__STATED PROBLEM A__. According to the foster care article, how many children and young adults are in foster care statewide?

__SOURCE EXTRACT__.
Colby Swettberg is executive director of Adoption & Foster Care Mentoring organization.

Around this time of year, thousands of young adults who’ve just turned 18 are getting started with their first year of college. They’ll spend the next four (or five or six) years transitioning from late adolescence into early adulthood until they’re ready to live on their own.

But turning 18 means something else entirely for many older adolescents who have grown up in foster care. It means they have been fast-tracked to independent living, without many of the supports youth typically get from their families of origin and without much of an adjustment period. Statewide, there are 8,976 children and young adults in foster care. About 260 are in the Cambridge area.

Some are seeking what’s called an Alternative Planned Permanent Living Arrangement — a term that applies to youth in foster care ages 16 and over trying to establish a “lifelong permanent connection” with an adult who will help them “obtain life skills training and a stable living environment,” according to a quarterly report from the state Department of Children and Families.

Without this, the immediate future for many youth “aging out” of foster care is bleak. Turning 18 can mean a sudden loss in housing and financial assistance, access to resources and relationships with caretakers and providers. Left to support themselves, young people leaving foster care rarely have the social capital, economic means or skills to make a smooth transition into adulthood. Many often lack the basic tools necessary for success, such as a high school diploma, driver’s license, work experience or a bank account. Studies show that these young people face disproportionately higher rates of homelessness, incarceration, unemployment, dependence on public assistance, substance abuse and a tendency for other high-risk behaviors.

__GIVEN RECORDS__.
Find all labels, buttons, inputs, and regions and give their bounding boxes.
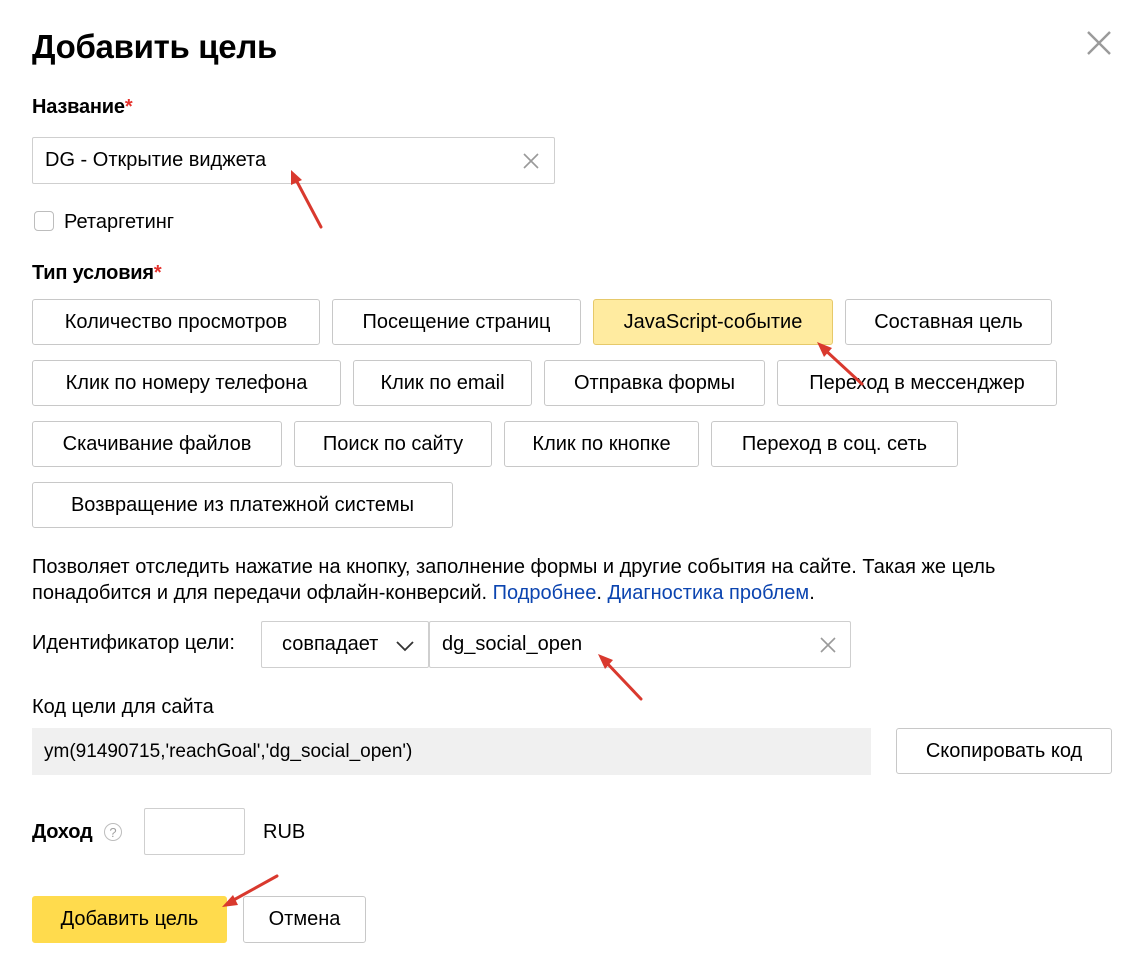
clear-icon[interactable] (521, 151, 541, 171)
copy-code-button[interactable]: Скопировать код (896, 728, 1112, 774)
condition-label-text: Тип условия (32, 262, 154, 284)
condition-option-messenger[interactable]: Переход в мессенджер (777, 360, 1057, 406)
identifier-value: dg_social_open (442, 633, 583, 655)
add-goal-button[interactable]: Добавить цель (32, 896, 227, 943)
condition-option-button-click[interactable]: Клик по кнопке (504, 421, 699, 467)
goal-name-value: DG - Открытие виджета (45, 149, 267, 171)
condition-option-file-download[interactable]: Скачивание файлов (32, 421, 282, 467)
question-circle-icon[interactable]: ? (104, 823, 122, 841)
income-input[interactable] (144, 808, 245, 855)
retargeting-label: Ретаргетинг (64, 211, 175, 233)
site-code-value: ym(91490715,'reachGoal','dg_social_open'… (44, 740, 413, 762)
condition-option-payment-return[interactable]: Возвращение из платежной системы (32, 482, 453, 528)
diagnostics-link[interactable]: Диагностика проблем (608, 582, 810, 604)
condition-option-pageviews[interactable]: Количество просмотров (32, 299, 320, 345)
condition-option-phone-click[interactable]: Клик по номеру телефона (32, 360, 341, 406)
name-label-text: Название (32, 96, 125, 118)
chevron-down-icon (395, 639, 415, 657)
condition-option-email-click[interactable]: Клик по email (353, 360, 532, 406)
more-link[interactable]: Подробнее (493, 582, 597, 604)
description-end: . (809, 582, 815, 604)
description-dot: . (596, 582, 602, 604)
identifier-label: Идентификатор цели: (32, 632, 235, 654)
required-mark: * (124, 96, 133, 118)
income-label: Доход (32, 821, 93, 843)
condition-option-form-submit[interactable]: Отправка формы (544, 360, 765, 406)
condition-option-site-search[interactable]: Поиск по сайту (294, 421, 492, 467)
match-mode-value: совпадает (282, 633, 379, 655)
identifier-input[interactable]: dg_social_open (429, 621, 851, 668)
currency-label: RUB (263, 821, 306, 843)
condition-label: Тип условия* (32, 262, 162, 285)
condition-option-composite[interactable]: Составная цель (845, 299, 1052, 345)
site-code-label: Код цели для сайта (32, 696, 214, 718)
condition-description: Позволяет отследить нажатие на кнопку, з… (32, 554, 1112, 606)
condition-option-page-visits[interactable]: Посещение страниц (332, 299, 581, 345)
match-mode-select[interactable]: совпадает (261, 621, 429, 668)
name-label: Название* (32, 96, 133, 119)
required-mark: * (153, 262, 162, 284)
condition-option-js-event[interactable]: JavaScript-событие (593, 299, 833, 345)
dialog-title: Добавить цель (32, 28, 277, 65)
condition-option-social[interactable]: Переход в соц. сеть (711, 421, 958, 467)
cancel-button[interactable]: Отмена (243, 896, 366, 943)
retargeting-checkbox[interactable] (34, 211, 54, 231)
site-code-box: ym(91490715,'reachGoal','dg_social_open'… (32, 728, 871, 775)
clear-icon[interactable] (818, 635, 838, 655)
close-icon[interactable] (1084, 28, 1114, 58)
goal-name-input[interactable]: DG - Открытие виджета (32, 137, 555, 184)
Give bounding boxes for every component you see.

__STATED PROBLEM B__. Output the lines of the records word for word, everything from the line containing "clear-icon[interactable] (521, 151, 541, 171)" down to the line containing "add-goal-button[interactable]: Добавить цель", both ends included.

__TASK RESULT A__. 8,976

__TASK RESULT B__.
clear-icon[interactable] (521, 151, 541, 171)
copy-code-button[interactable]: Скопировать код (896, 728, 1112, 774)
condition-label-text: Тип условия (32, 262, 154, 284)
condition-option-messenger[interactable]: Переход в мессенджер (777, 360, 1057, 406)
identifier-value: dg_social_open (442, 633, 583, 655)
add-goal-button[interactable]: Добавить цель (32, 896, 227, 943)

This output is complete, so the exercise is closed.